* start Material shown *

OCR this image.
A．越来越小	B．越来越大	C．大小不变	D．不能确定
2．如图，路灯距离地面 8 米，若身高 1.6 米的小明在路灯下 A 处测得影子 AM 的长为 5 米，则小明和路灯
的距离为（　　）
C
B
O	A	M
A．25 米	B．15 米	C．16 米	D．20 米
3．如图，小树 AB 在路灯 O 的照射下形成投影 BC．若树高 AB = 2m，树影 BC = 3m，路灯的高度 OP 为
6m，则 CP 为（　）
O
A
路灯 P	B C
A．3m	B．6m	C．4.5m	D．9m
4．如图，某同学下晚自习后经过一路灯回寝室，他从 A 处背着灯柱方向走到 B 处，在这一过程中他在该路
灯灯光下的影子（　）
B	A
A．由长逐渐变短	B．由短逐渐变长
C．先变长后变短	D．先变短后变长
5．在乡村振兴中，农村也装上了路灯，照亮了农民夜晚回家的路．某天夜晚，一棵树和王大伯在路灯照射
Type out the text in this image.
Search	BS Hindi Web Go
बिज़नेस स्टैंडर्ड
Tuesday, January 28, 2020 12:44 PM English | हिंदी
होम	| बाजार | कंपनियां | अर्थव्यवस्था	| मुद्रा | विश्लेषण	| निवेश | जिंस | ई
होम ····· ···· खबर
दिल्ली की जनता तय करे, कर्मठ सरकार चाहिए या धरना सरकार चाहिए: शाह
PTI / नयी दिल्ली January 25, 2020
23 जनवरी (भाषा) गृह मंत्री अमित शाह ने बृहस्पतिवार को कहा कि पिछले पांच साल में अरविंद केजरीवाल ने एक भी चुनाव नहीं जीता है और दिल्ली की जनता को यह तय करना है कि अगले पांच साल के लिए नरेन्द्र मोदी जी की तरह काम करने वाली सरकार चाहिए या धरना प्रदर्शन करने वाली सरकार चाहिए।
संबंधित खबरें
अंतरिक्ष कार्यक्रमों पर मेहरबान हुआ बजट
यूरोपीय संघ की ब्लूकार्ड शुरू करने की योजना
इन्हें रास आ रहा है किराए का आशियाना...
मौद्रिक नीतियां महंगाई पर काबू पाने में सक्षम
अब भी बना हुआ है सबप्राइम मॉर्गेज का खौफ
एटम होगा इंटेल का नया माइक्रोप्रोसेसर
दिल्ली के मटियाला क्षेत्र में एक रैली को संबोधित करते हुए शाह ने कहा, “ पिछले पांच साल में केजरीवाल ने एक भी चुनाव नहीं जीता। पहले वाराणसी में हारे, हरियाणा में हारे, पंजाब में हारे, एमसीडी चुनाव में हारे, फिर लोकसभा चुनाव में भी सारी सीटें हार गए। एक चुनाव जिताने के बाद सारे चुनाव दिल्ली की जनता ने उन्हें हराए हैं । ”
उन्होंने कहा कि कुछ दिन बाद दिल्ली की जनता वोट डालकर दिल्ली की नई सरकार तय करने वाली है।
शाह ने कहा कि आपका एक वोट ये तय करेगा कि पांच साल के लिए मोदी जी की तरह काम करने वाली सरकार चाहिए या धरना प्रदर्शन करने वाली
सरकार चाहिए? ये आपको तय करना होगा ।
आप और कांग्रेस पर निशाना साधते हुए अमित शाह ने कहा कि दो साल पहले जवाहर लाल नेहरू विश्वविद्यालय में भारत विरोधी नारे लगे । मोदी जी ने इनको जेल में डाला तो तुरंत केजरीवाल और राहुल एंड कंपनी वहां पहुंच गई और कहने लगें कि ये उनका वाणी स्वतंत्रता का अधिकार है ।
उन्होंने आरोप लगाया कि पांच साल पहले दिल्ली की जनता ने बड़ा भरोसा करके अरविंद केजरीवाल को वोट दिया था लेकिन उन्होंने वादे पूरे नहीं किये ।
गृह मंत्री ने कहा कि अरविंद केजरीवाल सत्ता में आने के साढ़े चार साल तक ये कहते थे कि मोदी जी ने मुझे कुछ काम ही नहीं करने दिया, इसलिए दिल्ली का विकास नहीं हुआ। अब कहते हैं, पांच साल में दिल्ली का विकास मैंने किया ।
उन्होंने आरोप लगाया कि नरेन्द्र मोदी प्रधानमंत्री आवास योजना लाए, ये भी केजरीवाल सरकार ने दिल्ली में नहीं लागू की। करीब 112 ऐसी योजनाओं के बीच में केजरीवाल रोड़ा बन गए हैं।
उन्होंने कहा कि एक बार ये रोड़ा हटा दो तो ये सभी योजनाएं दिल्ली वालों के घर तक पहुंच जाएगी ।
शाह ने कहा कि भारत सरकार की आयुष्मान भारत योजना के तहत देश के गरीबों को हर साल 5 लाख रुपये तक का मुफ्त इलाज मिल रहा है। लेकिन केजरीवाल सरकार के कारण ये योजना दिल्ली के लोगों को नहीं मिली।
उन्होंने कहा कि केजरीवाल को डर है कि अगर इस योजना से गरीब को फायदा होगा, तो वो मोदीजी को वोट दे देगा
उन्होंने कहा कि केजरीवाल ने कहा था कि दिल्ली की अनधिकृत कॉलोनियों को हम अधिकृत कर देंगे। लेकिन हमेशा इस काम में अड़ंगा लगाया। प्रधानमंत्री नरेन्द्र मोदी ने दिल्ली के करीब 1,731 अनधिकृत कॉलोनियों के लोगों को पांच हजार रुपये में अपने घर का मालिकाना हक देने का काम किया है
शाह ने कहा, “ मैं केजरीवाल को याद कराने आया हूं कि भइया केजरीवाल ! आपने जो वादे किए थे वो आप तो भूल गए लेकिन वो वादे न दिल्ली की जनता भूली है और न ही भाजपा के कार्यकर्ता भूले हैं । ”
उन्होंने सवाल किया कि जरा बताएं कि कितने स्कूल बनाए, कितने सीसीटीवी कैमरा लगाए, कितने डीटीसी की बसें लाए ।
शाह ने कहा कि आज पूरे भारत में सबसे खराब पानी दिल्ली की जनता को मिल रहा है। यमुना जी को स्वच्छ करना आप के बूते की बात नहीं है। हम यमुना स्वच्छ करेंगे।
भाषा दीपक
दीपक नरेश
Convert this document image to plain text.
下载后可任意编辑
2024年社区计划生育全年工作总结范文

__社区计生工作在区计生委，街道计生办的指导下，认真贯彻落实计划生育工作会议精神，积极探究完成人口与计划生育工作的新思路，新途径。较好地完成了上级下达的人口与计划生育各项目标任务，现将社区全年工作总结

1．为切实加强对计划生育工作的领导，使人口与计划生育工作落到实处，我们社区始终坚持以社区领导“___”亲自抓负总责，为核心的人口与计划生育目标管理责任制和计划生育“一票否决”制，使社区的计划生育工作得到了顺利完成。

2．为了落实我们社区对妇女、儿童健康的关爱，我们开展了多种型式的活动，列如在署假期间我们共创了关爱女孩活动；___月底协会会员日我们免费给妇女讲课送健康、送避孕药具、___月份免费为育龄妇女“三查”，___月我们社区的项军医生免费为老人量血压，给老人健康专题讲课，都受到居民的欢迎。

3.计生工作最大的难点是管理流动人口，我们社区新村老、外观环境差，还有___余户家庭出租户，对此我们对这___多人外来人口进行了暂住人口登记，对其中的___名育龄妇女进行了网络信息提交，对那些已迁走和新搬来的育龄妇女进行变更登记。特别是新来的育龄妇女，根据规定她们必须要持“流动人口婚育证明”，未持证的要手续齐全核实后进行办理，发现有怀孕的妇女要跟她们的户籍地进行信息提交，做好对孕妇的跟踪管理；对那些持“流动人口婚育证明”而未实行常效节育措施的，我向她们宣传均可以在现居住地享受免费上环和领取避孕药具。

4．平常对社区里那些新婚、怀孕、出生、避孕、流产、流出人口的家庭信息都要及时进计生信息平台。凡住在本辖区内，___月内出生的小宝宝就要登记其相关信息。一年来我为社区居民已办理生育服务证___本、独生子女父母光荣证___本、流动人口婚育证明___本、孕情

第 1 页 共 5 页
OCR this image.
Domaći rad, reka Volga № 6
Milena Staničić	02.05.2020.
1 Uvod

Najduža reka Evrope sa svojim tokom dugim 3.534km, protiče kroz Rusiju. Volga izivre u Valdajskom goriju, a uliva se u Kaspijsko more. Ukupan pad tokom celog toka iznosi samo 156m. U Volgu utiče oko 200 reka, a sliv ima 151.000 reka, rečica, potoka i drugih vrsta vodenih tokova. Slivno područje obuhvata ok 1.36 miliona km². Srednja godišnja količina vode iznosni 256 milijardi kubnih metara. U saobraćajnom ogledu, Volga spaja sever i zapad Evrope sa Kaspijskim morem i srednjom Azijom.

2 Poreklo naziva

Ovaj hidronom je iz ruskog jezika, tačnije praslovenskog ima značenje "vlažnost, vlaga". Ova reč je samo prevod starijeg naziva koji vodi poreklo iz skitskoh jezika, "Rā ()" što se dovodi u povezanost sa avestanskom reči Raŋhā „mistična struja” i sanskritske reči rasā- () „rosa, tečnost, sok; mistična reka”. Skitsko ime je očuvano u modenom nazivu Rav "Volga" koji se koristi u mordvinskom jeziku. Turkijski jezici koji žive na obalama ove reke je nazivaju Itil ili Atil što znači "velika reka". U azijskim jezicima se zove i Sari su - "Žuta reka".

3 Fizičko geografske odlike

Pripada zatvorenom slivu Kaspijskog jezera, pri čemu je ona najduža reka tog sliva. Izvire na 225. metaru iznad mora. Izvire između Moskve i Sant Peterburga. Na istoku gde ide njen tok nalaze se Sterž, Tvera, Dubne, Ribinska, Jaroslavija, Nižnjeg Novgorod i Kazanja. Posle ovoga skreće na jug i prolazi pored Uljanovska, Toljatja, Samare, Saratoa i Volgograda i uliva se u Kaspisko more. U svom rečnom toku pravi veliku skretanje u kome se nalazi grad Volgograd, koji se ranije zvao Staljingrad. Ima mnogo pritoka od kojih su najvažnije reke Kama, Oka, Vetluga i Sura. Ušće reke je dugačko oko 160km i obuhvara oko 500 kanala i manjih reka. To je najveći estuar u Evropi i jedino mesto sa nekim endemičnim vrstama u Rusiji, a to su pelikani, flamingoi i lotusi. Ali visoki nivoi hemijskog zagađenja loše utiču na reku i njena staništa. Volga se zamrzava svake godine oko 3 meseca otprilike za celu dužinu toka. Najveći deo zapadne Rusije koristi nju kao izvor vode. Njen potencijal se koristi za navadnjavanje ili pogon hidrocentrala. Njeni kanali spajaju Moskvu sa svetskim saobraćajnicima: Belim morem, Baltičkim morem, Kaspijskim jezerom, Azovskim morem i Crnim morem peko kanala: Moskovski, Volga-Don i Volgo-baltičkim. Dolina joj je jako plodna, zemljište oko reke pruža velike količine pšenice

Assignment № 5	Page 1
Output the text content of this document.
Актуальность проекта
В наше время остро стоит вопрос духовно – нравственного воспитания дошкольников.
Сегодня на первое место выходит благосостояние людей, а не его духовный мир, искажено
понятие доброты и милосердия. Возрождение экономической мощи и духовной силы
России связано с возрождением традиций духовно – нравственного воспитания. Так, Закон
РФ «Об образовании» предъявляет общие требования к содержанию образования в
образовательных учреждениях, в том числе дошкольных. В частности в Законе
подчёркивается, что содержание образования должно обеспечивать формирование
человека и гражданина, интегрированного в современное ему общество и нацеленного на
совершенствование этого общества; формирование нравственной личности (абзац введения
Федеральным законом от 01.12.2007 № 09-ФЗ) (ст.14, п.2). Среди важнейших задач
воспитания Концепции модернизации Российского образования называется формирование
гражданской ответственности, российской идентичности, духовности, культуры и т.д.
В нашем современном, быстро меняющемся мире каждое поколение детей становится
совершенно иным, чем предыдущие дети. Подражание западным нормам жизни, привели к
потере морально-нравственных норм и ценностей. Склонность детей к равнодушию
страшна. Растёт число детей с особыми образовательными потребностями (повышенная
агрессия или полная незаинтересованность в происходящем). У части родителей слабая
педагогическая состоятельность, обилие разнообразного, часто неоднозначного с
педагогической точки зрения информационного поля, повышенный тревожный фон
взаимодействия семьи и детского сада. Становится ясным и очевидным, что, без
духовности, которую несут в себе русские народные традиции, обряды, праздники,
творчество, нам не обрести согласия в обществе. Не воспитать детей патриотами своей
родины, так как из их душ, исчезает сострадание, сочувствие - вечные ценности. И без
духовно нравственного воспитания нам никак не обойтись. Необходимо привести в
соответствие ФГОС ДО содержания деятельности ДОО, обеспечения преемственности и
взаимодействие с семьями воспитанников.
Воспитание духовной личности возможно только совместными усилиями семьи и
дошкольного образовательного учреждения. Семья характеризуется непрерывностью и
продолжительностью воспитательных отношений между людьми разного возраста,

* end Material shown *

• [Task prompt]: Copy every line of the records above that holds the word "образования".

• [Solution to this task]:
РФ «Об образовании» предъявляет общие требования к содержанию образования в
подчёркивается, что содержание образования должно обеспечивать формирование
воспитания Концепции модернизации Российского образования называется формирование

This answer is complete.